> [Exercise details] Print out the material that follows word for word.

> [Dataset excerpts]
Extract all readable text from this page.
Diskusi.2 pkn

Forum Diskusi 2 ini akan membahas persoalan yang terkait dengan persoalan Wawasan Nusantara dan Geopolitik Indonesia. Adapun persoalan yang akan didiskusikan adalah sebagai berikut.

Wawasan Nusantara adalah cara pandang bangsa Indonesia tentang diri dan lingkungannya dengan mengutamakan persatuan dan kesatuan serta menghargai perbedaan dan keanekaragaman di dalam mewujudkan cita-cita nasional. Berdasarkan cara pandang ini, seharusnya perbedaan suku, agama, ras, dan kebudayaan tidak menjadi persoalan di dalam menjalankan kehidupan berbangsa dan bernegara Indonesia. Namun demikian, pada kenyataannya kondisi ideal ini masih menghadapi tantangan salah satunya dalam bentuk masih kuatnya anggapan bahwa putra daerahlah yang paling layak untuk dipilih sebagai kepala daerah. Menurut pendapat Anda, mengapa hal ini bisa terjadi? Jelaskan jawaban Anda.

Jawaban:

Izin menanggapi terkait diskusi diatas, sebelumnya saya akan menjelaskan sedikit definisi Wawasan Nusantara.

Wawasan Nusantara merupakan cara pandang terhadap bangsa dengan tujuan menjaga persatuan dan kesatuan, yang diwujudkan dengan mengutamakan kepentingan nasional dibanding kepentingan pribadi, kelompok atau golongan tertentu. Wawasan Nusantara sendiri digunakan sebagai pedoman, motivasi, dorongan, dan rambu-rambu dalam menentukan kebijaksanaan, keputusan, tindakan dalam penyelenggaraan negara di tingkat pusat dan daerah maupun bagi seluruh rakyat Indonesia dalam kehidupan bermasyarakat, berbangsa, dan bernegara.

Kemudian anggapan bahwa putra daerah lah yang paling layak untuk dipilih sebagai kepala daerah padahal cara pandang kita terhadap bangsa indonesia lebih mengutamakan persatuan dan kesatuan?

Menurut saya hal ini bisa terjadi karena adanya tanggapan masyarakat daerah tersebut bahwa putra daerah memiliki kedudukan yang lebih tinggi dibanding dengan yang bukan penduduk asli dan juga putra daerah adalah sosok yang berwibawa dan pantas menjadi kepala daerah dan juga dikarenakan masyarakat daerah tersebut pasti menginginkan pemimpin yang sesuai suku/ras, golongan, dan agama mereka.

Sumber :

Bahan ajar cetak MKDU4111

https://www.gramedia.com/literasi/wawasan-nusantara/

> [Result for this exercise]
Extract all readable text from this page.
Diskusi.2 pkn

Forum Diskusi 2 ini akan membahas persoalan yang terkait dengan persoalan Wawasan Nusantara dan Geopolitik Indonesia. Adapun persoalan yang akan didiskusikan adalah sebagai berikut.

Wawasan Nusantara adalah cara pandang bangsa Indonesia tentang diri dan lingkungannya dengan mengutamakan persatuan dan kesatuan serta menghargai perbedaan dan keanekaragaman di dalam mewujudkan cita-cita nasional. Berdasarkan cara pandang ini, seharusnya perbedaan suku, agama, ras, dan kebudayaan tidak menjadi persoalan di dalam menjalankan kehidupan berbangsa dan bernegara Indonesia. Namun demikian, pada kenyataannya kondisi ideal ini masih menghadapi tantangan salah satunya dalam bentuk masih kuatnya anggapan bahwa putra daerahlah yang paling layak untuk dipilih sebagai kepala daerah. Menurut pendapat Anda, mengapa hal ini bisa terjadi? Jelaskan jawaban Anda.

Jawaban:

Izin menanggapi terkait diskusi diatas, sebelumnya saya akan menjelaskan sedikit definisi Wawasan Nusantara.

Wawasan Nusantara merupakan cara pandang terhadap bangsa dengan tujuan menjaga persatuan dan kesatuan, yang diwujudkan dengan mengutamakan kepentingan nasional dibanding kepentingan pribadi, kelompok atau golongan tertentu. Wawasan Nusantara sendiri digunakan sebagai pedoman, motivasi, dorongan, dan rambu-rambu dalam menentukan kebijaksanaan, keputusan, tindakan dalam penyelenggaraan negara di tingkat pusat dan daerah maupun bagi seluruh rakyat Indonesia dalam kehidupan bermasyarakat, berbangsa, dan bernegara.

Kemudian anggapan bahwa putra daerah lah yang paling layak untuk dipilih sebagai kepala daerah padahal cara pandang kita terhadap bangsa indonesia lebih mengutamakan persatuan dan kesatuan?

Menurut saya hal ini bisa terjadi karena adanya tanggapan masyarakat daerah tersebut bahwa putra daerah memiliki kedudukan yang lebih tinggi dibanding dengan yang bukan penduduk asli dan juga putra daerah adalah sosok yang berwibawa dan pantas menjadi kepala daerah dan juga dikarenakan masyarakat daerah tersebut pasti menginginkan pemimpin yang sesuai suku/ras, golongan, dan agama mereka.

Sumber :

Bahan ajar cetak MKDU4111

https://www.gramedia.com/literasi/wawasan-nusantara/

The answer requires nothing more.